— Start —
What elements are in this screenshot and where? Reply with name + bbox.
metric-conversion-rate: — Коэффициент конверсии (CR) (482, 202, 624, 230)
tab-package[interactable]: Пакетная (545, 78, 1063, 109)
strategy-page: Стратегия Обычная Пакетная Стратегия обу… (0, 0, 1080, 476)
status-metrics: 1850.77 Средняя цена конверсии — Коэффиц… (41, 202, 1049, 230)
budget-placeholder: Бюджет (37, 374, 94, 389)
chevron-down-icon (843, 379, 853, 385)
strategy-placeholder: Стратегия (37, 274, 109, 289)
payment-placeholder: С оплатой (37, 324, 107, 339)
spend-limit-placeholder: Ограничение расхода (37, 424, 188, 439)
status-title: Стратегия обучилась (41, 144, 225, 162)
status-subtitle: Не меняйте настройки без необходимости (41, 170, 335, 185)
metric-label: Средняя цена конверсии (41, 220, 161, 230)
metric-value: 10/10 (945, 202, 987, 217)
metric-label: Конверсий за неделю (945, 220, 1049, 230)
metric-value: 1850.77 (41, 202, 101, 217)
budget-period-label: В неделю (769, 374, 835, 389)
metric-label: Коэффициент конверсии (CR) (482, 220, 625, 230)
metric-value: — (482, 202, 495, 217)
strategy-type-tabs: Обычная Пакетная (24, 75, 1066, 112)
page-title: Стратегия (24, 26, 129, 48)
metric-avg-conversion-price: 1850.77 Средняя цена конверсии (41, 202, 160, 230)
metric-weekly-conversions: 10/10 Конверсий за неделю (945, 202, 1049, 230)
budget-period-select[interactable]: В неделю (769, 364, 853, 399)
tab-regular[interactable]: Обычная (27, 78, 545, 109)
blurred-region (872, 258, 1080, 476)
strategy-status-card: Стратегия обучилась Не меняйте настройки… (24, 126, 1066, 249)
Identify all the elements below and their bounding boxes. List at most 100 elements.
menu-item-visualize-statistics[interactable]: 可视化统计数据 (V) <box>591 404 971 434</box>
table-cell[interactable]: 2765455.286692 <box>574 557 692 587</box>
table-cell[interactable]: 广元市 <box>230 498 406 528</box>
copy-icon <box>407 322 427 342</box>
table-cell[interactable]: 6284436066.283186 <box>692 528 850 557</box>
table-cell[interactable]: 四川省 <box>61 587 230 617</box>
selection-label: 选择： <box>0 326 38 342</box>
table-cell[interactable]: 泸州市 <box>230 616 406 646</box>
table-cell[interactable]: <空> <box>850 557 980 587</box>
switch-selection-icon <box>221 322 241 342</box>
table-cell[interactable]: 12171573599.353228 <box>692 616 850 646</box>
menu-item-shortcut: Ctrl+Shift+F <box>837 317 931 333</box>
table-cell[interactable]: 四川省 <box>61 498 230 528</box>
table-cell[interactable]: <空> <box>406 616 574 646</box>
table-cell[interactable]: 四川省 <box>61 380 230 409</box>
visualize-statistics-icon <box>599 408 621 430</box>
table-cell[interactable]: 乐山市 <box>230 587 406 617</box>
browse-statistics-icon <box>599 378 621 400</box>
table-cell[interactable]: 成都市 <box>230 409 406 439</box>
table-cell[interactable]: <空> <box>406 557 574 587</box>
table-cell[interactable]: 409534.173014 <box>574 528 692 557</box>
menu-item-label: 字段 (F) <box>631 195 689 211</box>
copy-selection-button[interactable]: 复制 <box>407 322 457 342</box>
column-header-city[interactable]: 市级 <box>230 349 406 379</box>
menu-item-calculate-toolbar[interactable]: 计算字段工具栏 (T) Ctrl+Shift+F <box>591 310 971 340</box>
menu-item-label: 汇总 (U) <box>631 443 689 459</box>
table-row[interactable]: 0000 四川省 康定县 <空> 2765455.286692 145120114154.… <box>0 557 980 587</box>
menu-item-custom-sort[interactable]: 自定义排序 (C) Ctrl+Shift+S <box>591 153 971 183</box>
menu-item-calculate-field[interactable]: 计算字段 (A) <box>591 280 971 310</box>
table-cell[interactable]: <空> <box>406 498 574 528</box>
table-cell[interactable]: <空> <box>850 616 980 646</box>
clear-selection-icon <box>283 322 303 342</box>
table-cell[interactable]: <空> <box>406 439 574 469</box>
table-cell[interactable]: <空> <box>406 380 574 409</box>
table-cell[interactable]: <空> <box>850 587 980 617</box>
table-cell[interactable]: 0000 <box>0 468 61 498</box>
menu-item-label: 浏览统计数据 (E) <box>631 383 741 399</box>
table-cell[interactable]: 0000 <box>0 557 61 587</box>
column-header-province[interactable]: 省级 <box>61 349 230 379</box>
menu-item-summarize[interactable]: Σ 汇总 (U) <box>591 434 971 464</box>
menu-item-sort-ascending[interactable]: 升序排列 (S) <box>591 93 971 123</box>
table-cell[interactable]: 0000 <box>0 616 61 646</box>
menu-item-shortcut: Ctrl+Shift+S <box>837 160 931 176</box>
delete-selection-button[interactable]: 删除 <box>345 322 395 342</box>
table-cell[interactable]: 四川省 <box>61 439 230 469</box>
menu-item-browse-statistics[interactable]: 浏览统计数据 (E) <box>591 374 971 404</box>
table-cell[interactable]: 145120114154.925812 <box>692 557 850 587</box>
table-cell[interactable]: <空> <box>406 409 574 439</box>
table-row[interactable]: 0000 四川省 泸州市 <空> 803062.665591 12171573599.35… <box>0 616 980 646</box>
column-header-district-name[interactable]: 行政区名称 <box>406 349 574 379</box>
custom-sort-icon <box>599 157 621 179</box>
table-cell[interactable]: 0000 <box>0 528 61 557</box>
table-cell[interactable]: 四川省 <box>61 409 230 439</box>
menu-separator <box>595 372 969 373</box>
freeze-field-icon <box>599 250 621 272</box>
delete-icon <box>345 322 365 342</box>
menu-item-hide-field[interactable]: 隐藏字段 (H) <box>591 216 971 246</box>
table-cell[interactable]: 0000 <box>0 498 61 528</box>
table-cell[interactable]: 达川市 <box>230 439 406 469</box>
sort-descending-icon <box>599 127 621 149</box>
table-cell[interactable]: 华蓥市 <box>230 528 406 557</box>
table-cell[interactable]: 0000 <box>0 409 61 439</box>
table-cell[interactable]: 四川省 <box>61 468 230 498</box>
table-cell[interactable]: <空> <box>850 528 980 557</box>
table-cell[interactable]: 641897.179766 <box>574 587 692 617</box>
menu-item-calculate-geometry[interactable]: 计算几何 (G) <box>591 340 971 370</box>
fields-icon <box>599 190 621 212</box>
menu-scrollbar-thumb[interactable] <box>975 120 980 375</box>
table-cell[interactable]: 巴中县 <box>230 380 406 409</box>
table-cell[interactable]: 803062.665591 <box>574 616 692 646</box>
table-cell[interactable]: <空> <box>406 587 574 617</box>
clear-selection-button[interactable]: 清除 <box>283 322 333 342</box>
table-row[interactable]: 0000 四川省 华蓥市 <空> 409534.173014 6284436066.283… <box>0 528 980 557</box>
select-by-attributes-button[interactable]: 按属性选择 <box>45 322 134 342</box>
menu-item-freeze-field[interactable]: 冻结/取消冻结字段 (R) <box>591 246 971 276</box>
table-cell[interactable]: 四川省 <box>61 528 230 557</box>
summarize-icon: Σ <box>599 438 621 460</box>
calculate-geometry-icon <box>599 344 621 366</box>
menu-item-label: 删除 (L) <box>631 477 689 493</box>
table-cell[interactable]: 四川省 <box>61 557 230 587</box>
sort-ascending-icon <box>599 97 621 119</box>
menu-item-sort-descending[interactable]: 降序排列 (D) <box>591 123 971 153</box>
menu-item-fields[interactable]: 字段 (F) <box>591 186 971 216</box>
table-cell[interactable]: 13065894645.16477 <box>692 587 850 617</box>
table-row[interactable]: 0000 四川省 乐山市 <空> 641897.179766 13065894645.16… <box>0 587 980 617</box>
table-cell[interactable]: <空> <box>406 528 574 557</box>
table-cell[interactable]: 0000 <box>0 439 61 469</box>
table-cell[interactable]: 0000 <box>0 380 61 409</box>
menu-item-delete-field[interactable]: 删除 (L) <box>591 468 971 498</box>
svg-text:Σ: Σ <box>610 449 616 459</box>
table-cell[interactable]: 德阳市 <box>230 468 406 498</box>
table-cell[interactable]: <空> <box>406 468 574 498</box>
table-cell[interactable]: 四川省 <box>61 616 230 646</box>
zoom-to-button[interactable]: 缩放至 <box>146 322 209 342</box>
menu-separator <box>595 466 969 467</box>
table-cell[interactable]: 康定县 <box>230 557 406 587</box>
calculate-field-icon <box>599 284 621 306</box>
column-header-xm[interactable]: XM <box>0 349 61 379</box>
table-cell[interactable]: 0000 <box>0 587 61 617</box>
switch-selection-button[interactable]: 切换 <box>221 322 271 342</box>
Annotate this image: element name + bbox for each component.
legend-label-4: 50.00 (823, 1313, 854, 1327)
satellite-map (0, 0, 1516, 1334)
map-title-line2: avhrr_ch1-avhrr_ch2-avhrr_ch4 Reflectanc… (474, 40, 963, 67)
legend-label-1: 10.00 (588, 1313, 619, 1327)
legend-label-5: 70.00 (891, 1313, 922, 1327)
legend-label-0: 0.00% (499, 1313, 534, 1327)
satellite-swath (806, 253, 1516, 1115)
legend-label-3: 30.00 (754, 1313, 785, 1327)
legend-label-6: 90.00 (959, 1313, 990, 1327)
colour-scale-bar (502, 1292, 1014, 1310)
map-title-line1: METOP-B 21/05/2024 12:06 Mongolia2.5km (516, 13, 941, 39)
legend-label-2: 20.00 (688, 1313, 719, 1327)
— End —
> **Short task**: Transcribe the entries from the first line through the line containing "strategy-placeholder: Стратегия (37, 274, 109, 289)", both ends included, reproducing each line exactly.

> **Solution for this problem**:
What elements are in this screenshot and where? Reply with name + bbox.
metric-conversion-rate: — Коэффициент конверсии (CR) (482, 202, 624, 230)
tab-package[interactable]: Пакетная (545, 78, 1063, 109)
strategy-page: Стратегия Обычная Пакетная Стратегия обу… (0, 0, 1080, 476)
status-metrics: 1850.77 Средняя цена конверсии — Коэффиц… (41, 202, 1049, 230)
budget-placeholder: Бюджет (37, 374, 94, 389)
chevron-down-icon (843, 379, 853, 385)
strategy-placeholder: Стратегия (37, 274, 109, 289)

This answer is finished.